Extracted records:
[Start]

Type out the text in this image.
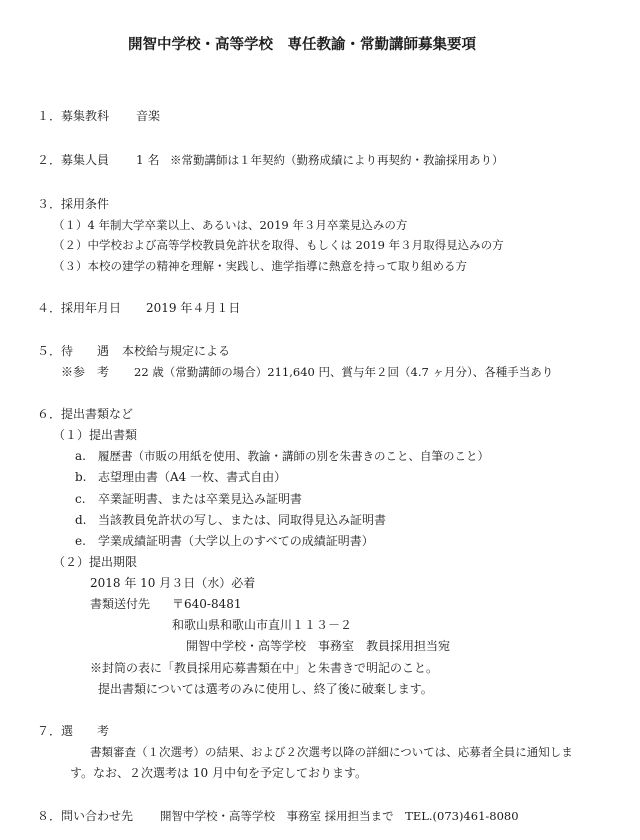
開智中学校・高等学校　専任教諭・常勤講師募集要項
１．募集教科 音楽
２．募集人員 1 名 ※常勤講師は１年契約（勤務成績により再契約・教諭採用あり）
３．採用条件
（１）4 年制大学卒業以上、あるいは、2019 年３月卒業見込みの方
（２）中学校および高等学校教員免許状を取得、もしくは 2019 年３月取得見込みの方
（３）本校の建学の精神を理解・実践し、進学指導に熱意を持って取り組める方
４．採用年月日 2019 年４月１日
５．待　　遇 本校給与規定による
※参　考 22 歳（常勤講師の場合）211,640 円、賞与年２回（4.7 ヶ月分）、各種手当あり
６．提出書類など
（１）提出書類
a. 履歴書（市販の用紙を使用、教諭・講師の別を朱書きのこと、自筆のこと）
b. 志望理由書（A4 一枚、書式自由）
c. 卒業証明書、または卒業見込み証明書
d. 当該教員免許状の写し、または、同取得見込み証明書
e. 学業成績証明書（大学以上のすべての成績証明書）
（２）提出期限
2018 年 10 月３日（水）必着
書類送付先 〒640-8481
和歌山県和歌山市直川１１３－２
開智中学校・高等学校　事務室　教員採用担当宛
※封筒の表に「教員採用応募書類在中」と朱書きで明記のこと。
提出書類については選考のみに使用し、終了後に破棄します。
７．選　　考
書類審査（１次選考）の結果、および２次選考以降の詳細については、応募者全員に通知しま
す。なお、２次選考は 10 月中旬を予定しております。
８．問い合わせ先 開智中学校・高等学校　事務室 採用担当まで　TEL.(073)461-8080
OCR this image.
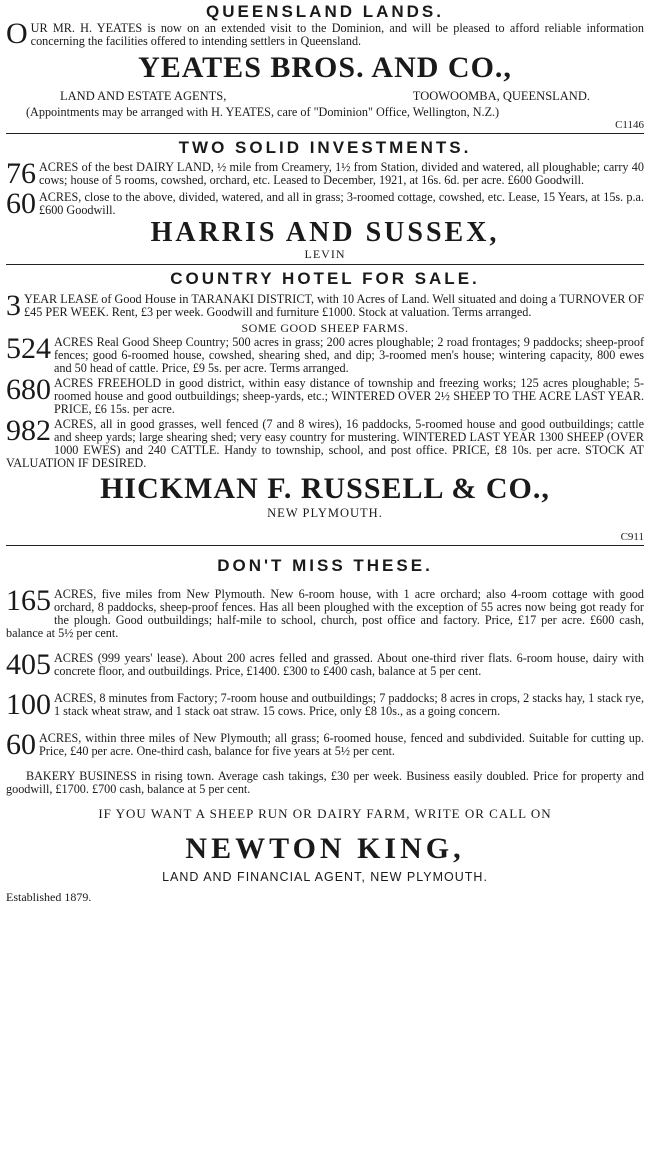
QUEENSLAND LANDS.
O UR MR. H. YEATES is now on an extended visit to the Dominion, and will be pleased to afford reliable information concerning the facilities offered to intending settlers in Queensland.
YEATES BROS. AND CO.,
LAND AND ESTATE AGENTS,	TOOWOOMBA, QUEENSLAND.
(Appointments may be arranged with H. YEATES, care of "Dominion" Office, Wellington, N.Z.)
C1146
TWO SOLID INVESTMENTS.
76 ACRES of the best DAIRY LAND, ½ mile from Creamery, 1½ from Station, divided and watered, all ploughable; carry 40 cows; house of 5 rooms, cowshed, orchard, etc. Leased to December, 1921, at 16s. 6d. per acre. £600 Goodwill.
60 ACRES, close to the above, divided, watered, and all in grass; 3-roomed cottage, cowshed, etc. Lease, 15 Years, at 15s. p.a. £600 Goodwill.
HARRIS AND SUSSEX,
LEVIN
COUNTRY HOTEL FOR SALE.
3 YEAR LEASE of Good House in TARANAKI DISTRICT, with 10 Acres of Land. Well situated and doing a TURNOVER OF £45 PER WEEK. Rent, £3 per week. Goodwill and furniture £1000. Stock at valuation. Terms arranged.
SOME GOOD SHEEP FARMS.
524 ACRES Real Good Sheep Country; 500 acres in grass; 200 acres ploughable; 2 road frontages; 9 paddocks; sheep-proof fences; good 6-roomed house, cowshed, shearing shed, and dip; 3-roomed men's house; wintering capacity, 800 ewes and 50 head of cattle. Price, £9 5s. per acre. Terms arranged.
680 ACRES FREEHOLD in good district, within easy distance of township and freezing works; 125 acres ploughable; 5-roomed house and good outbuildings; sheep-yards, etc.; WINTERED OVER 2½ SHEEP TO THE ACRE LAST YEAR. PRICE, £6 15s. per acre.
982 ACRES, all in good grasses, well fenced (7 and 8 wires), 16 paddocks, 5-roomed house and good outbuildings; cattle and sheep yards; large shearing shed; very easy country for mustering. WINTERED LAST YEAR 1300 SHEEP (OVER 1000 EWES) and 240 CATTLE. Handy to township, school, and post office. PRICE, £8 10s. per acre. STOCK AT VALUATION IF DESIRED.
HICKMAN F. RUSSELL & CO.,
NEW PLYMOUTH.
C911
DON'T MISS THESE.
165 ACRES, five miles from New Plymouth. New 6-room house, with 1 acre orchard; also 4-room cottage with good orchard, 8 paddocks, sheep-proof fences. Has all been ploughed with the exception of 55 acres now being got ready for the plough. Good outbuildings; half-mile to school, church, post office and factory. Price, £17 per acre. £600 cash, balance at 5½ per cent.
405 ACRES (999 years' lease). About 200 acres felled and grassed. About one-third river flats. 6-room house, dairy with concrete floor, and outbuildings. Price, £1400. £300 to £400 cash, balance at 5 per cent.
100 ACRES, 8 minutes from Factory; 7-room house and outbuildings; 7 paddocks; 8 acres in crops, 2 stacks hay, 1 stack rye, 1 stack wheat straw, and 1 stack oat straw. 15 cows. Price, only £8 10s., as a going concern.
60 ACRES, within three miles of New Plymouth; all grass; 6-roomed house, fenced and subdivided. Suitable for cutting up. Price, £40 per acre. One-third cash, balance for five years at 5½ per cent.
BAKERY BUSINESS in rising town. Average cash takings, £30 per week. Business easily doubled. Price for property and goodwill, £1700. £700 cash, balance at 5 per cent.
IF YOU WANT A SHEEP RUN OR DAIRY FARM, WRITE OR CALL ON
NEWTON KING,
LAND AND FINANCIAL AGENT, NEW PLYMOUTH.
Established 1879.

[End]

TO BE DONE:
Will you set down the records word for word while leaving out every picture?

SOLVED EXERCISE:
Type out the text in this image.
開智中学校・高等学校　専任教諭・常勤講師募集要項
１．募集教科 音楽
２．募集人員 1 名 ※常勤講師は１年契約（勤務成績により再契約・教諭採用あり）
３．採用条件
（１）4 年制大学卒業以上、あるいは、2019 年３月卒業見込みの方
（２）中学校および高等学校教員免許状を取得、もしくは 2019 年３月取得見込みの方
（３）本校の建学の精神を理解・実践し、進学指導に熱意を持って取り組める方
４．採用年月日 2019 年４月１日
５．待　　遇 本校給与規定による
※参　考 22 歳（常勤講師の場合）211,640 円、賞与年２回（4.7 ヶ月分）、各種手当あり
６．提出書類など
（１）提出書類
a. 履歴書（市販の用紙を使用、教諭・講師の別を朱書きのこと、自筆のこと）
b. 志望理由書（A4 一枚、書式自由）
c. 卒業証明書、または卒業見込み証明書
d. 当該教員免許状の写し、または、同取得見込み証明書
e. 学業成績証明書（大学以上のすべての成績証明書）
（２）提出期限
2018 年 10 月３日（水）必着
書類送付先 〒640-8481
和歌山県和歌山市直川１１３－２
開智中学校・高等学校　事務室　教員採用担当宛
※封筒の表に「教員採用応募書類在中」と朱書きで明記のこと。
提出書類については選考のみに使用し、終了後に破棄します。
７．選　　考
書類審査（１次選考）の結果、および２次選考以降の詳細については、応募者全員に通知しま
す。なお、２次選考は 10 月中旬を予定しております。
８．問い合わせ先 開智中学校・高等学校　事務室 採用担当まで　TEL.(073)461-8080
OCR this image.
QUEENSLAND LANDS.
O UR MR. H. YEATES is now on an extended visit to the Dominion, and will be pleased to afford reliable information concerning the facilities offered to intending settlers in Queensland.
YEATES BROS. AND CO.,
LAND AND ESTATE AGENTS,	TOOWOOMBA, QUEENSLAND.
(Appointments may be arranged with H. YEATES, care of "Dominion" Office, Wellington, N.Z.)
C1146
TWO SOLID INVESTMENTS.
76 ACRES of the best DAIRY LAND, ½ mile from Creamery, 1½ from Station, divided and watered, all ploughable; carry 40 cows; house of 5 rooms, cowshed, orchard, etc. Leased to December, 1921, at 16s. 6d. per acre. £600 Goodwill.
60 ACRES, close to the above, divided, watered, and all in grass; 3-roomed cottage, cowshed, etc. Lease, 15 Years, at 15s. p.a. £600 Goodwill.
HARRIS AND SUSSEX,
LEVIN
COUNTRY HOTEL FOR SALE.
3 YEAR LEASE of Good House in TARANAKI DISTRICT, with 10 Acres of Land. Well situated and doing a TURNOVER OF £45 PER WEEK. Rent, £3 per week. Goodwill and furniture £1000. Stock at valuation. Terms arranged.
SOME GOOD SHEEP FARMS.
524 ACRES Real Good Sheep Country; 500 acres in grass; 200 acres ploughable; 2 road frontages; 9 paddocks; sheep-proof fences; good 6-roomed house, cowshed, shearing shed, and dip; 3-roomed men's house; wintering capacity, 800 ewes and 50 head of cattle. Price, £9 5s. per acre. Terms arranged.
680 ACRES FREEHOLD in good district, within easy distance of township and freezing works; 125 acres ploughable; 5-roomed house and good outbuildings; sheep-yards, etc.; WINTERED OVER 2½ SHEEP TO THE ACRE LAST YEAR. PRICE, £6 15s. per acre.
982 ACRES, all in good grasses, well fenced (7 and 8 wires), 16 paddocks, 5-roomed house and good outbuildings; cattle and sheep yards; large shearing shed; very easy country for mustering. WINTERED LAST YEAR 1300 SHEEP (OVER 1000 EWES) and 240 CATTLE. Handy to township, school, and post office. PRICE, £8 10s. per acre. STOCK AT VALUATION IF DESIRED.
HICKMAN F. RUSSELL & CO.,
NEW PLYMOUTH.
C911
DON'T MISS THESE.
165 ACRES, five miles from New Plymouth. New 6-room house, with 1 acre orchard; also 4-room cottage with good orchard, 8 paddocks, sheep-proof fences. Has all been ploughed with the exception of 55 acres now being got ready for the plough. Good outbuildings; half-mile to school, church, post office and factory. Price, £17 per acre. £600 cash, balance at 5½ per cent.
405 ACRES (999 years' lease). About 200 acres felled and grassed. About one-third river flats. 6-room house, dairy with concrete floor, and outbuildings. Price, £1400. £300 to £400 cash, balance at 5 per cent.
100 ACRES, 8 minutes from Factory; 7-room house and outbuildings; 7 paddocks; 8 acres in crops, 2 stacks hay, 1 stack rye, 1 stack wheat straw, and 1 stack oat straw. 15 cows. Price, only £8 10s., as a going concern.
60 ACRES, within three miles of New Plymouth; all grass; 6-roomed house, fenced and subdivided. Suitable for cutting up. Price, £40 per acre. One-third cash, balance for five years at 5½ per cent.
BAKERY BUSINESS in rising town. Average cash takings, £30 per week. Business easily doubled. Price for property and goodwill, £1700. £700 cash, balance at 5 per cent.
IF YOU WANT A SHEEP RUN OR DAIRY FARM, WRITE OR CALL ON
NEWTON KING,
LAND AND FINANCIAL AGENT, NEW PLYMOUTH.
Established 1879.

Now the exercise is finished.